WORK TO DO:
Search the material for the string "favorites" and copy each line where it occurs.

§

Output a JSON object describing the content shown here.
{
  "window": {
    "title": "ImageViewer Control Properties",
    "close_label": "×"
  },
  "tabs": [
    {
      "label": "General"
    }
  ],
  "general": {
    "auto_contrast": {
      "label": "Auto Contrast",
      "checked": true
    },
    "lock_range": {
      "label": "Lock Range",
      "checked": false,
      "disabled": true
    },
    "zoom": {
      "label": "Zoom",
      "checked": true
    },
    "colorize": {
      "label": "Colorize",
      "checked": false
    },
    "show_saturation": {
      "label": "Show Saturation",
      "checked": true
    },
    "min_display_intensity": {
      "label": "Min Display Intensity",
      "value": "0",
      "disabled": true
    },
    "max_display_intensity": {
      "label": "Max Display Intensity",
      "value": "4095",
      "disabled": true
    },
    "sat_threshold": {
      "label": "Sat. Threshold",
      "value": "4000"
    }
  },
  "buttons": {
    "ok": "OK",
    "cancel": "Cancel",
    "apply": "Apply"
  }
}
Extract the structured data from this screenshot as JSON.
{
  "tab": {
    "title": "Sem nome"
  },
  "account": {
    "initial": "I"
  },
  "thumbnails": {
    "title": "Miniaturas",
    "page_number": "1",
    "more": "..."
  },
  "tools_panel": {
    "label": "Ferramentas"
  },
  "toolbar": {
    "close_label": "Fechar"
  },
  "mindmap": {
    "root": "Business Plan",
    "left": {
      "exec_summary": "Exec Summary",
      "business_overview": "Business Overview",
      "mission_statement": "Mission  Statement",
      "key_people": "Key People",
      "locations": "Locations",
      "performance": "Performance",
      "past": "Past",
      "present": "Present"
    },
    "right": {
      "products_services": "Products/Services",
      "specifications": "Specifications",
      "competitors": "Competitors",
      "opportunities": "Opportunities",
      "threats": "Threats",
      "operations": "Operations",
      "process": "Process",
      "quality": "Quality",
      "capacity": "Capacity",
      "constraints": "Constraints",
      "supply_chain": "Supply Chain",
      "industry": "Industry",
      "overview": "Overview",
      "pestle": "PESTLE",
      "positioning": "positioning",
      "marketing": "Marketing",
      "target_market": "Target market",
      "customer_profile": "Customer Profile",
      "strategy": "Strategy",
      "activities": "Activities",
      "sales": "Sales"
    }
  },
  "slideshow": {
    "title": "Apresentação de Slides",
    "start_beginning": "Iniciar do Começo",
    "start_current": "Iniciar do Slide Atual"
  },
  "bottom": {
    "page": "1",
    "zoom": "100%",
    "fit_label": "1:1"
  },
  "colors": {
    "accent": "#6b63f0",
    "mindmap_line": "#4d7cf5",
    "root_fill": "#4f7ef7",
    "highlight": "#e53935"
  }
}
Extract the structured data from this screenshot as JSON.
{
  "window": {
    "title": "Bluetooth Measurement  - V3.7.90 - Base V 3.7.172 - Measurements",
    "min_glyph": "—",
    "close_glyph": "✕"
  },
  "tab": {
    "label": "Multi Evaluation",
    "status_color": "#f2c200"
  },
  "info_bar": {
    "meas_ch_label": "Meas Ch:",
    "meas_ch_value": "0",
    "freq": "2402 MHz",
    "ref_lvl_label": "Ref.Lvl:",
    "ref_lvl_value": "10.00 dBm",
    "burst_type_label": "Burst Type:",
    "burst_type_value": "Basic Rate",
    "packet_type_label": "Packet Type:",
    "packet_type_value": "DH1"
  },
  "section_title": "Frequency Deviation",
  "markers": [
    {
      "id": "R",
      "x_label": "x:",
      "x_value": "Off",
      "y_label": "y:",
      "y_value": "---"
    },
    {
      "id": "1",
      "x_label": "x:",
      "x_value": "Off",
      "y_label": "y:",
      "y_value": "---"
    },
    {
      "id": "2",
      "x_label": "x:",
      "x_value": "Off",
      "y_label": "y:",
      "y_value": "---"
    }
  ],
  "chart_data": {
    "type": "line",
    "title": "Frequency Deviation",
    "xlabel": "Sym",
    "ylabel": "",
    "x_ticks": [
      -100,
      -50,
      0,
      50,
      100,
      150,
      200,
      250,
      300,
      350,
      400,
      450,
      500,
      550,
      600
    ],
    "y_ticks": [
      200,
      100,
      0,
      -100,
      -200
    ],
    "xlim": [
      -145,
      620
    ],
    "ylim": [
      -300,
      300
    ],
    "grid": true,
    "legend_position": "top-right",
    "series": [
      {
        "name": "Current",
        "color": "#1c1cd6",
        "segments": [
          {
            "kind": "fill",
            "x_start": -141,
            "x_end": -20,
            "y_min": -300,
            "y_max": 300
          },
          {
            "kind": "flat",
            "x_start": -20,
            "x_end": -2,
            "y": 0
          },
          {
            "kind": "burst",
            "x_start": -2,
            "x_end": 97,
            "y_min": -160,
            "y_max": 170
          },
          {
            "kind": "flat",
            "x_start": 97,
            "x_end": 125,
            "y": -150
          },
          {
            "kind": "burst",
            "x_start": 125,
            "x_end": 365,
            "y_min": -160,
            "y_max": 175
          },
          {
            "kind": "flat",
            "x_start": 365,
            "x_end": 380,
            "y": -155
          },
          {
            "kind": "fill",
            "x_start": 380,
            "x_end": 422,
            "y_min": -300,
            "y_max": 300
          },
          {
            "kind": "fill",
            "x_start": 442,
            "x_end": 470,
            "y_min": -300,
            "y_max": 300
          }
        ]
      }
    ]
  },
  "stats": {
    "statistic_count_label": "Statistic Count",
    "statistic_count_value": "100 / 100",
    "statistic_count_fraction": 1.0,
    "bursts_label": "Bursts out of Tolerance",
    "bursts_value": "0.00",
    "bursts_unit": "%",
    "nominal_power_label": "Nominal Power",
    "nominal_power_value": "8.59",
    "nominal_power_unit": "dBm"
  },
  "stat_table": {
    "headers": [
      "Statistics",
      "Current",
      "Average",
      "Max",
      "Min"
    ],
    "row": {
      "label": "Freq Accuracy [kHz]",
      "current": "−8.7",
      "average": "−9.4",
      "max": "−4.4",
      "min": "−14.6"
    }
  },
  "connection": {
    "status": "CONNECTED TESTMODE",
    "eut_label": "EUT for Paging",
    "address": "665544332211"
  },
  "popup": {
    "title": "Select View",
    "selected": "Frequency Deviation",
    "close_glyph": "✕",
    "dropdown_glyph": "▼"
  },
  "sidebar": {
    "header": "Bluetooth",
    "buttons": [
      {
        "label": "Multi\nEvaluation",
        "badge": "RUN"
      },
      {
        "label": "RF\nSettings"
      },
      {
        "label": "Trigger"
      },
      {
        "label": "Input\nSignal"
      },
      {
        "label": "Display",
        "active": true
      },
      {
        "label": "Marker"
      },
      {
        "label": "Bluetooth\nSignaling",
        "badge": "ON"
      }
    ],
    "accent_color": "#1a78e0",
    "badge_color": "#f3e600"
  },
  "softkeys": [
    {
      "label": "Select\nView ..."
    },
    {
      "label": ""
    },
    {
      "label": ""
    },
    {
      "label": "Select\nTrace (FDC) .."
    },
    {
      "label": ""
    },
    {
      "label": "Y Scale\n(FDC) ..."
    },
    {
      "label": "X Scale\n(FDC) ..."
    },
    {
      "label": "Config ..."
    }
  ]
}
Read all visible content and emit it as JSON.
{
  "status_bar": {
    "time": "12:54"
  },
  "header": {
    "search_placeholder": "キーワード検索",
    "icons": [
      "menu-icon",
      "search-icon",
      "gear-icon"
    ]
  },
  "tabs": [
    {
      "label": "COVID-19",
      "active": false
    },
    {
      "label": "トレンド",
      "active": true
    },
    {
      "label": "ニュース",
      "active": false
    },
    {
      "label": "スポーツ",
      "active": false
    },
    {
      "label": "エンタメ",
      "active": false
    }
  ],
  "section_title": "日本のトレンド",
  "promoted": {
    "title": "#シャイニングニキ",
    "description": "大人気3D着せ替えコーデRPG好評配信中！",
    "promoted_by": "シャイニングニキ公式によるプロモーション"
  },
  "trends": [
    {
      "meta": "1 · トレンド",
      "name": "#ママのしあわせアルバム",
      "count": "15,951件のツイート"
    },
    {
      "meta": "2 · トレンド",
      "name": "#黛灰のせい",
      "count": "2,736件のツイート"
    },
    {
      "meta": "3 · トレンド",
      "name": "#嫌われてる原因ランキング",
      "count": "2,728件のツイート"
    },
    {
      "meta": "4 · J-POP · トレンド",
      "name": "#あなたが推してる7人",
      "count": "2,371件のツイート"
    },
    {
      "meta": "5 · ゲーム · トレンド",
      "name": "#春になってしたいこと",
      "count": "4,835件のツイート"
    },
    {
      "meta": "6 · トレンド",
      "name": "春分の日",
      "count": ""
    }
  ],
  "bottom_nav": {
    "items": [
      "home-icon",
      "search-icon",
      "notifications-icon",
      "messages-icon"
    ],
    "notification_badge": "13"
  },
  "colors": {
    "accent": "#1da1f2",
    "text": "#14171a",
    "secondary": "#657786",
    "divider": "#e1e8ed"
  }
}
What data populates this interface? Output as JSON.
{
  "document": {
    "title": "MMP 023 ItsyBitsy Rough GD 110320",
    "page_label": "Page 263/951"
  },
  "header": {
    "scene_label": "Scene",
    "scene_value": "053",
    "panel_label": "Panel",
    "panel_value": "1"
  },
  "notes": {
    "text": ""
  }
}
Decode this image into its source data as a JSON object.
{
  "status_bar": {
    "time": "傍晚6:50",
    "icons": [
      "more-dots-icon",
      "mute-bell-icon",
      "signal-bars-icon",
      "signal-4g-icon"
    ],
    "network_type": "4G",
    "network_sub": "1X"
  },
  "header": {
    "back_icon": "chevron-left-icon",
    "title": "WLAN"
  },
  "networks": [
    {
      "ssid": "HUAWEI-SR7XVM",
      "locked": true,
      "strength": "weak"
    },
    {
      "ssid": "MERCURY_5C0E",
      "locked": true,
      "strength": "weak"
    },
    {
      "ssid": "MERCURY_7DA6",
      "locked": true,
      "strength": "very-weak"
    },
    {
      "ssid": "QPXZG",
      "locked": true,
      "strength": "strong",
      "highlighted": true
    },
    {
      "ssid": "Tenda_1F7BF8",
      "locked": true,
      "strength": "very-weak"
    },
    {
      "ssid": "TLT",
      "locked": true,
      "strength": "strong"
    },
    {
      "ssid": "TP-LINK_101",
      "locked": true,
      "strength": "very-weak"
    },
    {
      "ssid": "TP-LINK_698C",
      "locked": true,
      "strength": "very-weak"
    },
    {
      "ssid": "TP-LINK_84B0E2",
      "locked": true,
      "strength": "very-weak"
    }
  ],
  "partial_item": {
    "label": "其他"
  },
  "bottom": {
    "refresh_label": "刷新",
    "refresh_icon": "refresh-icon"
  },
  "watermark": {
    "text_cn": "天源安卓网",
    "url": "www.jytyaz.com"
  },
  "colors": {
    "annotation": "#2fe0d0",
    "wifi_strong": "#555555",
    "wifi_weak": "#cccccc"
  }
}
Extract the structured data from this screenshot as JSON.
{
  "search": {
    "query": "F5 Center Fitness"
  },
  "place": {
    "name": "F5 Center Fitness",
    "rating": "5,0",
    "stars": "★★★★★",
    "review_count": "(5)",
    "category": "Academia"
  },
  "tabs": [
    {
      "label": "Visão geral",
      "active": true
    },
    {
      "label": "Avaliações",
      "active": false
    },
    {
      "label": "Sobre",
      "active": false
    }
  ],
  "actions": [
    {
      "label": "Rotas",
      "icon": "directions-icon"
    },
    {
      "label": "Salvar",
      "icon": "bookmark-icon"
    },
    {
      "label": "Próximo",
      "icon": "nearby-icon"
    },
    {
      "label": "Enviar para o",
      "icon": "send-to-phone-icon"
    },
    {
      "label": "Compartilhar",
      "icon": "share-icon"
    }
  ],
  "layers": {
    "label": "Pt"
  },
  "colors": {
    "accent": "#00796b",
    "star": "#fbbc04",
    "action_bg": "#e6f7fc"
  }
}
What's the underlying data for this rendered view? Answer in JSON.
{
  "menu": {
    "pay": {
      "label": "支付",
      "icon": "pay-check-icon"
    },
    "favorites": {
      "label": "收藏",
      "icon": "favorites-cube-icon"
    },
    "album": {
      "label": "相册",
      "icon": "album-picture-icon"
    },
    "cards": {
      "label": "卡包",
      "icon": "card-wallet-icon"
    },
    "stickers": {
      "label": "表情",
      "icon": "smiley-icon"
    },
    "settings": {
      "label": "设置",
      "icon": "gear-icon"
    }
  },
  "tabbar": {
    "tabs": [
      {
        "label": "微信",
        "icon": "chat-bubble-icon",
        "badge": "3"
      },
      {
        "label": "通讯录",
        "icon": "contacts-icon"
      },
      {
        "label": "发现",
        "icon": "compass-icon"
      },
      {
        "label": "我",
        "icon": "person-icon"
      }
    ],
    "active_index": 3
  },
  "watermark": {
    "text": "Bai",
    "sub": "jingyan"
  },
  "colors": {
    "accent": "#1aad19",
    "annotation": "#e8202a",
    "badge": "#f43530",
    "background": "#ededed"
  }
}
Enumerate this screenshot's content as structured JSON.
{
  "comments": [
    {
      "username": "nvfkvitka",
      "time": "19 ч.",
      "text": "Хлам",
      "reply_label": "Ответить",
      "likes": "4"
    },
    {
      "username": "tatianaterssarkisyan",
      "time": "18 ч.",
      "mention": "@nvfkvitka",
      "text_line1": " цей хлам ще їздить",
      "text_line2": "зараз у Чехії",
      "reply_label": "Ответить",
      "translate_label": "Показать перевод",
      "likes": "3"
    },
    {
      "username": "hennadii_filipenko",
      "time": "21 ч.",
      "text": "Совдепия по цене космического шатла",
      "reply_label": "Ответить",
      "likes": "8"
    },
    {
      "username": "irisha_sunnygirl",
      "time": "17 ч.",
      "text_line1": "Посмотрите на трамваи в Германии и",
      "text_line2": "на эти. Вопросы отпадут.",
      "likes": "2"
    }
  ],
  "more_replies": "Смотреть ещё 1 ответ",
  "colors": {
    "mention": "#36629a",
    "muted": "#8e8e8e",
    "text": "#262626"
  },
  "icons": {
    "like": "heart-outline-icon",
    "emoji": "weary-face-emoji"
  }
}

§

ANSWER TO THE PROBLEM:
    "favorites": {
      "icon": "favorites-cube-icon"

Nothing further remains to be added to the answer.